Task statement: Count every line of the material that holds the string "werden". Respond with the total only.

Supplied records:
■ ■ ■ ■

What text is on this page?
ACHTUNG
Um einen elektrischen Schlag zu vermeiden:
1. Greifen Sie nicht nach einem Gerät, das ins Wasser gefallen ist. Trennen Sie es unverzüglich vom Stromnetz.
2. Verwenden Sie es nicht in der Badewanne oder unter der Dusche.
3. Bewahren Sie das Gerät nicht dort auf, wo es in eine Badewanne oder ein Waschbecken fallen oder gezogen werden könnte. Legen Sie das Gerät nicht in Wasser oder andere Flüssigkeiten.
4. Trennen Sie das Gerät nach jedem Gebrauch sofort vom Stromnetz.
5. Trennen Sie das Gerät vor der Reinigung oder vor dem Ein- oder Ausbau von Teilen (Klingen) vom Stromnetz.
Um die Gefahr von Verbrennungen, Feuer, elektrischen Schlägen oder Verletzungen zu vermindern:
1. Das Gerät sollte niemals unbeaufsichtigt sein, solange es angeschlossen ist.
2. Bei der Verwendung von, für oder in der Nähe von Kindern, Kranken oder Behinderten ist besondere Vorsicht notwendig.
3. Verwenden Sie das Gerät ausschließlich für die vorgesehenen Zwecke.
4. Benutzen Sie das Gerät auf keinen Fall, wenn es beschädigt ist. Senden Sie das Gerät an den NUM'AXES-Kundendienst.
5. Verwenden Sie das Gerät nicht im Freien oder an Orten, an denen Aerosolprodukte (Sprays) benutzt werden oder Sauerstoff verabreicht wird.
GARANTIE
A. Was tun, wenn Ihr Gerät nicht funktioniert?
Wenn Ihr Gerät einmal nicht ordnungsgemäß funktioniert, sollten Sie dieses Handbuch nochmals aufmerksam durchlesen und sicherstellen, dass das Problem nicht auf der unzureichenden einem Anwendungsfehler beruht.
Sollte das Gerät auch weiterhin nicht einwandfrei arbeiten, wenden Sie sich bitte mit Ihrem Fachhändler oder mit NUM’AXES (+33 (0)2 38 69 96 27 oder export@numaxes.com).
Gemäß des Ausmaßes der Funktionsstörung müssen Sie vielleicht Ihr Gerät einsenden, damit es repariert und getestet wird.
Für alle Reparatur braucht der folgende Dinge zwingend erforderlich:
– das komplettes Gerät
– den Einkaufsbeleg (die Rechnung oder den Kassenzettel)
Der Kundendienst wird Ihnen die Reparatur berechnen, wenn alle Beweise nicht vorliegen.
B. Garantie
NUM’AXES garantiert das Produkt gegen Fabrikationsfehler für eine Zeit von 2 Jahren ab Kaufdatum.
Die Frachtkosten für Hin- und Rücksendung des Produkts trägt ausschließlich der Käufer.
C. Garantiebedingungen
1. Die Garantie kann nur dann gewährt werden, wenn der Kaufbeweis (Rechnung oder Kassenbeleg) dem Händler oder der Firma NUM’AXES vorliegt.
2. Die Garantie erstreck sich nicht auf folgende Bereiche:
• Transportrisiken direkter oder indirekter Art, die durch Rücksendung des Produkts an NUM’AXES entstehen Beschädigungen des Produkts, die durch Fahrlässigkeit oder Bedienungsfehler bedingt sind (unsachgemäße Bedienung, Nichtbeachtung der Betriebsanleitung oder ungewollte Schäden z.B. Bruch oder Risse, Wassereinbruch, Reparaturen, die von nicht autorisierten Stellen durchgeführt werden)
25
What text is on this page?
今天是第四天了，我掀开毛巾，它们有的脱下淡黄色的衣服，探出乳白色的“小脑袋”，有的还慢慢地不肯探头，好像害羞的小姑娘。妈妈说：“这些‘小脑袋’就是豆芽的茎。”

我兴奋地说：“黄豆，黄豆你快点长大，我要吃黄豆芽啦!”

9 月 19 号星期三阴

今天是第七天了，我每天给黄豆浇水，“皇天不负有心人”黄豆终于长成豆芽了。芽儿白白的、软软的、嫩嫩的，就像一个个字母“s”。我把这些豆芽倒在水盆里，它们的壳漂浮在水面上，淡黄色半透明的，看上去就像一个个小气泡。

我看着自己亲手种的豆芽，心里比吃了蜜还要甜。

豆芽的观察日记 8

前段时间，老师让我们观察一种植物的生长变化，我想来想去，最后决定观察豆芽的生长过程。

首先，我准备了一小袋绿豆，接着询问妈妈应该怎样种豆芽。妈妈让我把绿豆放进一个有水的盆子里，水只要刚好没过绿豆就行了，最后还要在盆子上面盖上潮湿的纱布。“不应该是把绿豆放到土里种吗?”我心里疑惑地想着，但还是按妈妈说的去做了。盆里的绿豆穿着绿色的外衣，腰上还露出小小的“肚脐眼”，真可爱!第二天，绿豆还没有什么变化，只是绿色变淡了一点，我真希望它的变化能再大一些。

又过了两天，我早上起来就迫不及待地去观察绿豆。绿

■ ■ ■ ■

Solution to this task: 4